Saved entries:
****

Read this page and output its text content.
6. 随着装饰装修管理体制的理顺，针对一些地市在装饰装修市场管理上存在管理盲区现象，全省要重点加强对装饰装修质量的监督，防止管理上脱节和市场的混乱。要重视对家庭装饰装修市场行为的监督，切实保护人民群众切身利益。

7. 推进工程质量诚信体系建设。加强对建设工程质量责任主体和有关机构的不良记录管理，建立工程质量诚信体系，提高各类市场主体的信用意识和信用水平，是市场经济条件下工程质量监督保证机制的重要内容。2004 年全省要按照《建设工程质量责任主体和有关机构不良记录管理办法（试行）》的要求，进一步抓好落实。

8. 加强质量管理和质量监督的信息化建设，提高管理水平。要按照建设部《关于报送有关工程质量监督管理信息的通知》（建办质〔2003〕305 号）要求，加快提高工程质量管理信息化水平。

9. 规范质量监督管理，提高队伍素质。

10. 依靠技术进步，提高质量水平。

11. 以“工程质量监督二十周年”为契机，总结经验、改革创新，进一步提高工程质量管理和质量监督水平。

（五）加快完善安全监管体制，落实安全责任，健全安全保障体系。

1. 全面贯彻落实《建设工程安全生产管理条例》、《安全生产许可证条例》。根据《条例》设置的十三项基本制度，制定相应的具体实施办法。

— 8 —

****

INSTRUCTIONS FOR THE TASK: From the records above, extract every entry verbatim.

RESPONSE FOR THIS EXERCISE:
Read this page and output its text content.
6. 随着装饰装修管理体制的理顺，针对一些地市在装饰装修市场管理上存在管理盲区现象，全省要重点加强对装饰装修质量的监督，防止管理上脱节和市场的混乱。要重视对家庭装饰装修市场行为的监督，切实保护人民群众切身利益。

7. 推进工程质量诚信体系建设。加强对建设工程质量责任主体和有关机构的不良记录管理，建立工程质量诚信体系，提高各类市场主体的信用意识和信用水平，是市场经济条件下工程质量监督保证机制的重要内容。2004 年全省要按照《建设工程质量责任主体和有关机构不良记录管理办法（试行）》的要求，进一步抓好落实。

8. 加强质量管理和质量监督的信息化建设，提高管理水平。要按照建设部《关于报送有关工程质量监督管理信息的通知》（建办质〔2003〕305 号）要求，加快提高工程质量管理信息化水平。

9. 规范质量监督管理，提高队伍素质。

10. 依靠技术进步，提高质量水平。

11. 以“工程质量监督二十周年”为契机，总结经验、改革创新，进一步提高工程质量管理和质量监督水平。

（五）加快完善安全监管体制，落实安全责任，健全安全保障体系。

1. 全面贯彻落实《建设工程安全生产管理条例》、《安全生产许可证条例》。根据《条例》设置的十三项基本制度，制定相应的具体实施办法。

— 8 —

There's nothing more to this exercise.